==== Given data ====
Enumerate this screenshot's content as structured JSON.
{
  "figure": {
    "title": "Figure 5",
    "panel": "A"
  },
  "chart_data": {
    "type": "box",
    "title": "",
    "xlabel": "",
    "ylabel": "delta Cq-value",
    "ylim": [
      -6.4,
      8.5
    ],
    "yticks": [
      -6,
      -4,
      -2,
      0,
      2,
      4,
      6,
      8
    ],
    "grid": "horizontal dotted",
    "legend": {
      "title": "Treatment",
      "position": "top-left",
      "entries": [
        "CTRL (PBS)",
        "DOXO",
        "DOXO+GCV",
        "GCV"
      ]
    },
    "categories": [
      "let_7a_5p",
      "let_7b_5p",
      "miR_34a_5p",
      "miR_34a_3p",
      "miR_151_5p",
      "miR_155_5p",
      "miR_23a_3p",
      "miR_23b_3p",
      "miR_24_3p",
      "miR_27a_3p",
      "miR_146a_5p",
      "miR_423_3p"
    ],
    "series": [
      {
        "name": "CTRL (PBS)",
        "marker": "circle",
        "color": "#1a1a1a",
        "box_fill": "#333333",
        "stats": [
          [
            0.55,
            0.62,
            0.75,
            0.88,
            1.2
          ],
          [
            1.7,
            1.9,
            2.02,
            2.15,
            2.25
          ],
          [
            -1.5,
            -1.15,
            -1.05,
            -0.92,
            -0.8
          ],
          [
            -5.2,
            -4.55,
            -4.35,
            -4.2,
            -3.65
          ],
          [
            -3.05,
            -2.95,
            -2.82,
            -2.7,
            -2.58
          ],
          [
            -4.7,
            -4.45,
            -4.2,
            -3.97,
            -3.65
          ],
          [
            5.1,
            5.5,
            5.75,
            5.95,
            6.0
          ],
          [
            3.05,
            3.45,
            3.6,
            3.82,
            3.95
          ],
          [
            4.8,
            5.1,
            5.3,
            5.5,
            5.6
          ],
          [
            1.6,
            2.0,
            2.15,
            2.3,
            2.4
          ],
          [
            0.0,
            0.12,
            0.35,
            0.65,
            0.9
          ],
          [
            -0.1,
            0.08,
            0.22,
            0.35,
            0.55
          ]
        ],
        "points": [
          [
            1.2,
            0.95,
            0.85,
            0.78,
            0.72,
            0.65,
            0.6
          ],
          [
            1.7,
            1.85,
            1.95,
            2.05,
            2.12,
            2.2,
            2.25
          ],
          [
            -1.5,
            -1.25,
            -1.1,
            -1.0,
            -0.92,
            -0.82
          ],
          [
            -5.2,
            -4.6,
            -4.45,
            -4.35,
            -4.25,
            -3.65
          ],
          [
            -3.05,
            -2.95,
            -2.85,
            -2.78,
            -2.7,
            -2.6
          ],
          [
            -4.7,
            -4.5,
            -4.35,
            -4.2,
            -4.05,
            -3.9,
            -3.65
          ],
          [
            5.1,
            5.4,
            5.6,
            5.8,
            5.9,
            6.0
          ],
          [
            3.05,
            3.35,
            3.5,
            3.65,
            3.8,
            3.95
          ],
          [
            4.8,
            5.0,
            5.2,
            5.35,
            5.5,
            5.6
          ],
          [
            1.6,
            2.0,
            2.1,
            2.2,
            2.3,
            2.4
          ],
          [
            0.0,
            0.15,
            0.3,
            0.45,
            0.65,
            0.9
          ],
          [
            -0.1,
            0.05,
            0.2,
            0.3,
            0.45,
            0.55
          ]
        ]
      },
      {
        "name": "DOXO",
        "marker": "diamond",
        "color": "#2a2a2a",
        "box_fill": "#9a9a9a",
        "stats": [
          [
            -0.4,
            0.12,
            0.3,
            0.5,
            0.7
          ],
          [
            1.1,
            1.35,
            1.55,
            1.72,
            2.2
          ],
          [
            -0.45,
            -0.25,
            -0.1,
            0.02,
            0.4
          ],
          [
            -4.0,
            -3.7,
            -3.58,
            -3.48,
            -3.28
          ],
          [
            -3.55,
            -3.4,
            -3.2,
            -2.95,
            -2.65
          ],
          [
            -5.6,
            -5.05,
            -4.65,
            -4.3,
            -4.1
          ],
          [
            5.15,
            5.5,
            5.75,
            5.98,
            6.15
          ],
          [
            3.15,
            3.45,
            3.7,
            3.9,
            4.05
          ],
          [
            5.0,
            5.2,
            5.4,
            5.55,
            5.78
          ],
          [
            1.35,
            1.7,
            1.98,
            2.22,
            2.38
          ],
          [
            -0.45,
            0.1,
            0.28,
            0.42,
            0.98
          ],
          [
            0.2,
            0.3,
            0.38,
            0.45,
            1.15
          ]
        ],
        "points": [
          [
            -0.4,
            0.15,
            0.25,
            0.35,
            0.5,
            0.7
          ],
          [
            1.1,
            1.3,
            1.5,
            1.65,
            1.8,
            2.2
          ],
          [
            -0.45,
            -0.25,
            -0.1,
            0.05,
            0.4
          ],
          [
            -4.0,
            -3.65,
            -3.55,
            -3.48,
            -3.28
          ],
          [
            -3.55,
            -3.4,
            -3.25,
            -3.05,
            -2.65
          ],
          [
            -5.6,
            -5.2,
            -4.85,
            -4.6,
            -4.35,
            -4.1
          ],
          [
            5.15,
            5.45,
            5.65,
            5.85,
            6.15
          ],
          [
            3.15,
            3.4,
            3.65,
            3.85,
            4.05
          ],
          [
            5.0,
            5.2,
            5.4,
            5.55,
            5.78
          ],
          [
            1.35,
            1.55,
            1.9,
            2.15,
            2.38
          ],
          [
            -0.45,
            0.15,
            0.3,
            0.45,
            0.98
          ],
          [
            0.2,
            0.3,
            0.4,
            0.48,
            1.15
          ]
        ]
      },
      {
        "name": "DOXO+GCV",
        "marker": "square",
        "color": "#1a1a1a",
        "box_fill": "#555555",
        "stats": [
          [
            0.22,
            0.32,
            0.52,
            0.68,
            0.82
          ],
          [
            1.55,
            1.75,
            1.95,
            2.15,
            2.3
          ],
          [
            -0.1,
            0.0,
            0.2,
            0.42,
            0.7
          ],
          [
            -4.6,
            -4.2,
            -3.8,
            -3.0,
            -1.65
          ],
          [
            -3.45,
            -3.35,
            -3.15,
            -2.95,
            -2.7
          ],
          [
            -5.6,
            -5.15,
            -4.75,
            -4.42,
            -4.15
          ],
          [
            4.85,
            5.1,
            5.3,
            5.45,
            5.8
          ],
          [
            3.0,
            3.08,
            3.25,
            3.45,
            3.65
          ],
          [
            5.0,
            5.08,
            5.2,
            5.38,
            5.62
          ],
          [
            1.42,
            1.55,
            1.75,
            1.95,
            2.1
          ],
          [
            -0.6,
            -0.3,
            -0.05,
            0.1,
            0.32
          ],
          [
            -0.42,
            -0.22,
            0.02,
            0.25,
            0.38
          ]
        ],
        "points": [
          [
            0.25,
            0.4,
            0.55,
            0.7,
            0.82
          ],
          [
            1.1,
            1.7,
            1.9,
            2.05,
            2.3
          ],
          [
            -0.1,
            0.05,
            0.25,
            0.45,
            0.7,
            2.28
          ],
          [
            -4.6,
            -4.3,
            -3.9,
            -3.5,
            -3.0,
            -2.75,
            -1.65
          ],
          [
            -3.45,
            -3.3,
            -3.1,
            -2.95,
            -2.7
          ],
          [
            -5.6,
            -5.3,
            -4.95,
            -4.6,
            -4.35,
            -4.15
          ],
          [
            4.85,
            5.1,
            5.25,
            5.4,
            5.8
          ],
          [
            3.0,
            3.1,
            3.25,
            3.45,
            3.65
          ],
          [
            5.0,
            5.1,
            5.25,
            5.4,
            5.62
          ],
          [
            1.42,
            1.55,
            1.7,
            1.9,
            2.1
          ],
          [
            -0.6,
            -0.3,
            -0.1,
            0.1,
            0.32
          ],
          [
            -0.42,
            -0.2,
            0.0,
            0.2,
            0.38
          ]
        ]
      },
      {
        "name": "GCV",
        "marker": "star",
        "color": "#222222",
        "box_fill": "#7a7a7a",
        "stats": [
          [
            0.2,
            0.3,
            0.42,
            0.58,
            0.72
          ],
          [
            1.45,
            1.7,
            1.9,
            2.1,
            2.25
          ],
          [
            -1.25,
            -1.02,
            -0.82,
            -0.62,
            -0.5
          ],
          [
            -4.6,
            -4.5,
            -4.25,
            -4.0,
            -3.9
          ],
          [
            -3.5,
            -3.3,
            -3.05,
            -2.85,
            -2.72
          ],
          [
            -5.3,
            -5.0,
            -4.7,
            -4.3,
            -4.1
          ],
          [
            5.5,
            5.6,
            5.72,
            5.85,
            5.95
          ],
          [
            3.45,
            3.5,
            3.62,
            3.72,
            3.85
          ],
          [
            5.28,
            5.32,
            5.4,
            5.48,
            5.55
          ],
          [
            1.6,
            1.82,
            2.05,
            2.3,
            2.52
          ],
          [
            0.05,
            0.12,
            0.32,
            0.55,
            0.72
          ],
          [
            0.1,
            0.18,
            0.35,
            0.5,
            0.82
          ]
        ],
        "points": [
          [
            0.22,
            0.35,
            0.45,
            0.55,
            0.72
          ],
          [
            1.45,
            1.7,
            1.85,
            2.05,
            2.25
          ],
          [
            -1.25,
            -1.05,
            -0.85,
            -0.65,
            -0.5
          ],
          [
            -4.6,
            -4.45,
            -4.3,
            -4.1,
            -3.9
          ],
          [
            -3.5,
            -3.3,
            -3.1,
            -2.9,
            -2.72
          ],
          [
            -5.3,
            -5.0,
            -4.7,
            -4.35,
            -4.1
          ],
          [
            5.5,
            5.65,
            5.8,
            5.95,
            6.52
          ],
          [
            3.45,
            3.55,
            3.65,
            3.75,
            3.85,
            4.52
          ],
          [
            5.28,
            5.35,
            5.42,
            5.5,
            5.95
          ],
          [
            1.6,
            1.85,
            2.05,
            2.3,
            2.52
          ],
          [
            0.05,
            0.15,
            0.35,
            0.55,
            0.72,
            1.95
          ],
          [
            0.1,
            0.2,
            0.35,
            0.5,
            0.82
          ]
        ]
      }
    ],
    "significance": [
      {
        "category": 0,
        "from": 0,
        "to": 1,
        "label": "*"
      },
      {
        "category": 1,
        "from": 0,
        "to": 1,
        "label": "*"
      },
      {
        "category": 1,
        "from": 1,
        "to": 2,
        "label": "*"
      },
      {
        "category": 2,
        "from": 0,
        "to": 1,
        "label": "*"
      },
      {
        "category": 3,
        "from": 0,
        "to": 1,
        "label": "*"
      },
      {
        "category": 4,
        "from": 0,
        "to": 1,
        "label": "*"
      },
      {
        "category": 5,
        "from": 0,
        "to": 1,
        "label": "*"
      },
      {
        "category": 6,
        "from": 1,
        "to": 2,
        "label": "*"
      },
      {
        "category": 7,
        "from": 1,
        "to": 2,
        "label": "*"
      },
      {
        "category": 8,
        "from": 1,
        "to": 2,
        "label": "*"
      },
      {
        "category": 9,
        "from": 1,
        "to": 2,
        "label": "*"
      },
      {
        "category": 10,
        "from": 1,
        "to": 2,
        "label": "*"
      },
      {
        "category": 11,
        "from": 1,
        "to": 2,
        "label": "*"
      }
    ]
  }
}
====
Exercise:
Gather up the lines containing the word "color" from these records and copy them.

The response:
        "color": "#1a1a1a",
        "color": "#2a2a2a",
        "color": "#1a1a1a",
        "color": "#222222",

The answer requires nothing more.